Information given
____________________

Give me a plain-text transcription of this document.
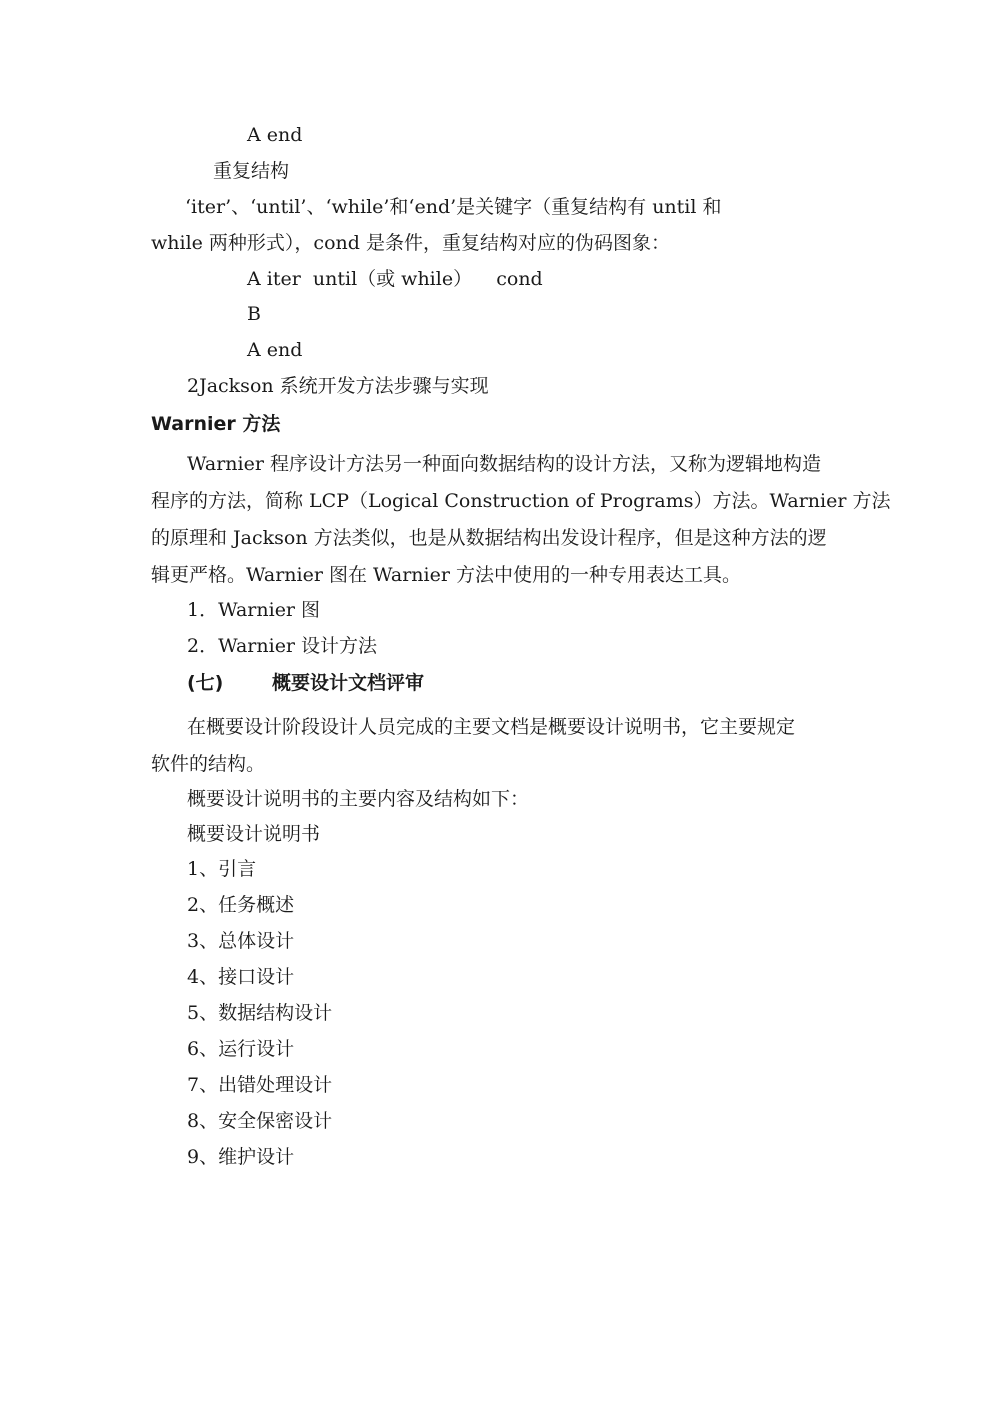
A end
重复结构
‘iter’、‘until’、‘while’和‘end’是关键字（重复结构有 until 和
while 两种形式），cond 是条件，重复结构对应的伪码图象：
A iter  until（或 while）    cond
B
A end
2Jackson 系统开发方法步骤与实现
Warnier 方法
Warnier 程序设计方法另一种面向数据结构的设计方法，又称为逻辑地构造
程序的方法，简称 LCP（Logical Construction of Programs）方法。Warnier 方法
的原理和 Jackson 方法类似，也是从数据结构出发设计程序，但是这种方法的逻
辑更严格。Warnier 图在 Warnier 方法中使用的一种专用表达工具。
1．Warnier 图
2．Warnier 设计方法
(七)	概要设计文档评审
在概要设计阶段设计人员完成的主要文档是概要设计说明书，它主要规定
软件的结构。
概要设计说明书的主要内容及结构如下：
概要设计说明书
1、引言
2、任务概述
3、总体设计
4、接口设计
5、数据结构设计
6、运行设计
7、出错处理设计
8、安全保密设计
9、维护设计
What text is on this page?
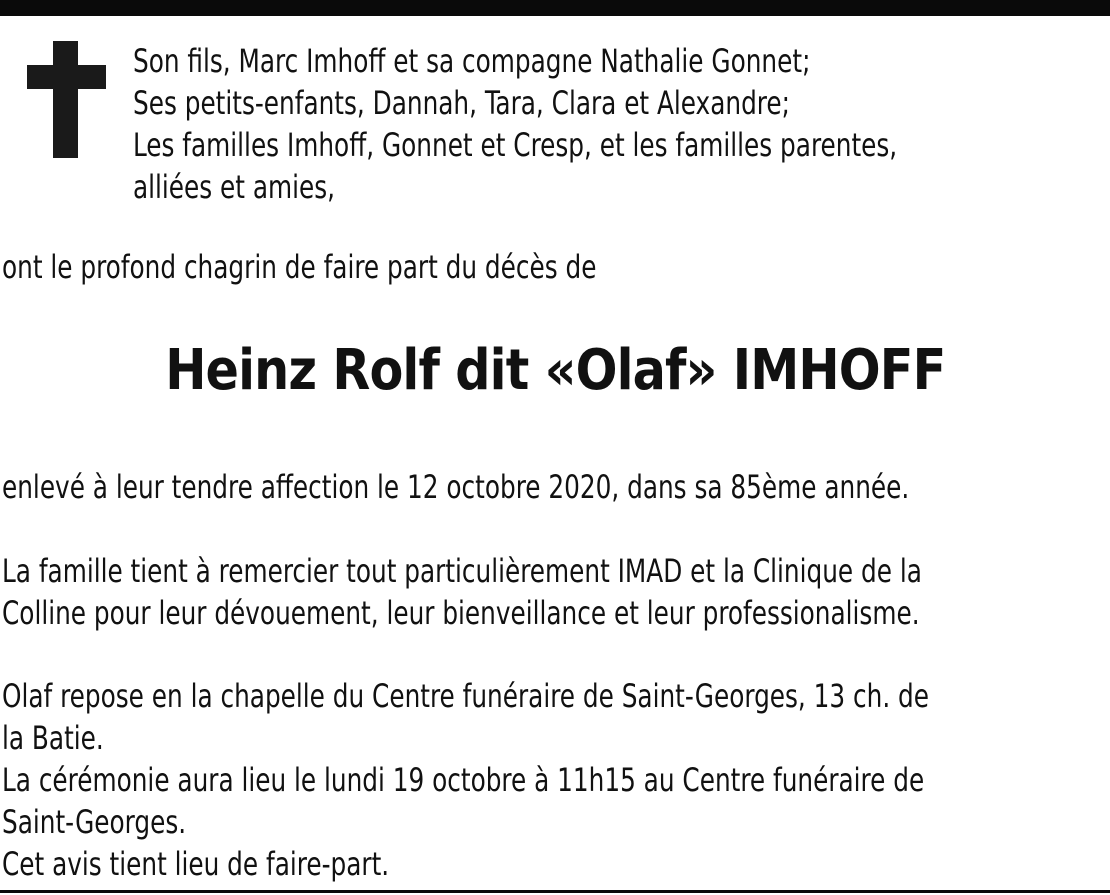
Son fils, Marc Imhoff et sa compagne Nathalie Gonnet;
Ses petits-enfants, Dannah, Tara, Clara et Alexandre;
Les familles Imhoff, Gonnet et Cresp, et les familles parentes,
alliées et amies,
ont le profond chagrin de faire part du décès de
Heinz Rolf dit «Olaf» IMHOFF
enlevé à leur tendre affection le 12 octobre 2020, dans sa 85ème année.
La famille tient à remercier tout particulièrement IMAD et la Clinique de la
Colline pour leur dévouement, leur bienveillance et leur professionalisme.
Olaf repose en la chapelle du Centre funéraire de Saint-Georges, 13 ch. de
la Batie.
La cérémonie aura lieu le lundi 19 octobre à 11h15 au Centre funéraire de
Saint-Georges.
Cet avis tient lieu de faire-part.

____________________

Exercise prompt
Copy out the listing exactly as it stands, but not the pictures.

Answer to the exercise
Give me a plain-text transcription of this document.
A end
重复结构
‘iter’、‘until’、‘while’和‘end’是关键字（重复结构有 until 和
while 两种形式），cond 是条件，重复结构对应的伪码图象：
A iter  until（或 while）    cond
B
A end
2Jackson 系统开发方法步骤与实现
Warnier 方法
Warnier 程序设计方法另一种面向数据结构的设计方法，又称为逻辑地构造
程序的方法，简称 LCP（Logical Construction of Programs）方法。Warnier 方法
的原理和 Jackson 方法类似，也是从数据结构出发设计程序，但是这种方法的逻
辑更严格。Warnier 图在 Warnier 方法中使用的一种专用表达工具。
1．Warnier 图
2．Warnier 设计方法
(七)	概要设计文档评审
在概要设计阶段设计人员完成的主要文档是概要设计说明书，它主要规定
软件的结构。
概要设计说明书的主要内容及结构如下：
概要设计说明书
1、引言
2、任务概述
3、总体设计
4、接口设计
5、数据结构设计
6、运行设计
7、出错处理设计
8、安全保密设计
9、维护设计
What text is on this page?
Son fils, Marc Imhoff et sa compagne Nathalie Gonnet;
Ses petits-enfants, Dannah, Tara, Clara et Alexandre;
Les familles Imhoff, Gonnet et Cresp, et les familles parentes,
alliées et amies,
ont le profond chagrin de faire part du décès de
Heinz Rolf dit «Olaf» IMHOFF
enlevé à leur tendre affection le 12 octobre 2020, dans sa 85ème année.
La famille tient à remercier tout particulièrement IMAD et la Clinique de la
Colline pour leur dévouement, leur bienveillance et leur professionalisme.
Olaf repose en la chapelle du Centre funéraire de Saint-Georges, 13 ch. de
la Batie.
La cérémonie aura lieu le lundi 19 octobre à 11h15 au Centre funéraire de
Saint-Georges.
Cet avis tient lieu de faire-part.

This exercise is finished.